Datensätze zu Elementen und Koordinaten

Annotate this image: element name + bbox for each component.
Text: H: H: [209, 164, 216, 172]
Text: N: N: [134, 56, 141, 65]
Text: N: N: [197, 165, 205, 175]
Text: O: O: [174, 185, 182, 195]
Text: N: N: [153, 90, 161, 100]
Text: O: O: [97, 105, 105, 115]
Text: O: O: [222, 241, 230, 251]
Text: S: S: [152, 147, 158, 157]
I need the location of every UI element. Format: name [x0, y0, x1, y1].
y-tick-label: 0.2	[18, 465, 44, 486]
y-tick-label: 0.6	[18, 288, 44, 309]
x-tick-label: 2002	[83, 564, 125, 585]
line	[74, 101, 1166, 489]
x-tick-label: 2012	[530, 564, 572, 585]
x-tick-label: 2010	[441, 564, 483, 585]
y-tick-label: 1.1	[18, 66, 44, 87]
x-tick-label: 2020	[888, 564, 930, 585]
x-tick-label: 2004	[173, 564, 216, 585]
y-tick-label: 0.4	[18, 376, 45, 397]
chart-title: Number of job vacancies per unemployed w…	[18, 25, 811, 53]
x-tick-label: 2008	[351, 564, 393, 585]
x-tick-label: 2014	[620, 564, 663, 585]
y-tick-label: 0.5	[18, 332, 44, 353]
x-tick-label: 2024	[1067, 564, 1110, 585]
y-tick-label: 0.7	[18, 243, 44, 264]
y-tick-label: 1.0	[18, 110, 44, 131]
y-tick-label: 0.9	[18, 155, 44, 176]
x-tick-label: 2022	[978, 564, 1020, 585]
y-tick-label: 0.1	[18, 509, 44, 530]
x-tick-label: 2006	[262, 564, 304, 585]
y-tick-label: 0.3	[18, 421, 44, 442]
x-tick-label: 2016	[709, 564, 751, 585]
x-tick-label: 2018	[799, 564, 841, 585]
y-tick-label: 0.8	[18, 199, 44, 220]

- _Aufgabe_: Schreiben Sie alle Zeilen der Daten oben wortgetreu ab.

- _Lösung_:
Annotate this image: element name + bbox for each component.
Text: H: H: [209, 164, 216, 172]
Text: N: N: [134, 56, 141, 65]
Text: N: N: [197, 165, 205, 175]
Text: O: O: [174, 185, 182, 195]
Text: N: N: [153, 90, 161, 100]
Text: O: O: [97, 105, 105, 115]
Text: O: O: [222, 241, 230, 251]
Text: S: S: [152, 147, 158, 157]
I need the location of every UI element. Format: name [x0, y0, x1, y1].
y-tick-label: 0.2	[18, 465, 44, 486]
y-tick-label: 0.6	[18, 288, 44, 309]
x-tick-label: 2002	[83, 564, 125, 585]
line	[74, 101, 1166, 489]
x-tick-label: 2012	[530, 564, 572, 585]
x-tick-label: 2010	[441, 564, 483, 585]
y-tick-label: 1.1	[18, 66, 44, 87]
x-tick-label: 2020	[888, 564, 930, 585]
x-tick-label: 2004	[173, 564, 216, 585]
y-tick-label: 0.4	[18, 376, 45, 397]
chart-title: Number of job vacancies per unemployed w…	[18, 25, 811, 53]
x-tick-label: 2008	[351, 564, 393, 585]
x-tick-label: 2014	[620, 564, 663, 585]
y-tick-label: 0.5	[18, 332, 44, 353]
x-tick-label: 2024	[1067, 564, 1110, 585]
y-tick-label: 0.7	[18, 243, 44, 264]
y-tick-label: 1.0	[18, 110, 44, 131]
y-tick-label: 0.9	[18, 155, 44, 176]
x-tick-label: 2022	[978, 564, 1020, 585]
y-tick-label: 0.1	[18, 509, 44, 530]
x-tick-label: 2006	[262, 564, 304, 585]
y-tick-label: 0.3	[18, 421, 44, 442]
x-tick-label: 2016	[709, 564, 751, 585]
x-tick-label: 2018	[799, 564, 841, 585]
y-tick-label: 0.8	[18, 199, 44, 220]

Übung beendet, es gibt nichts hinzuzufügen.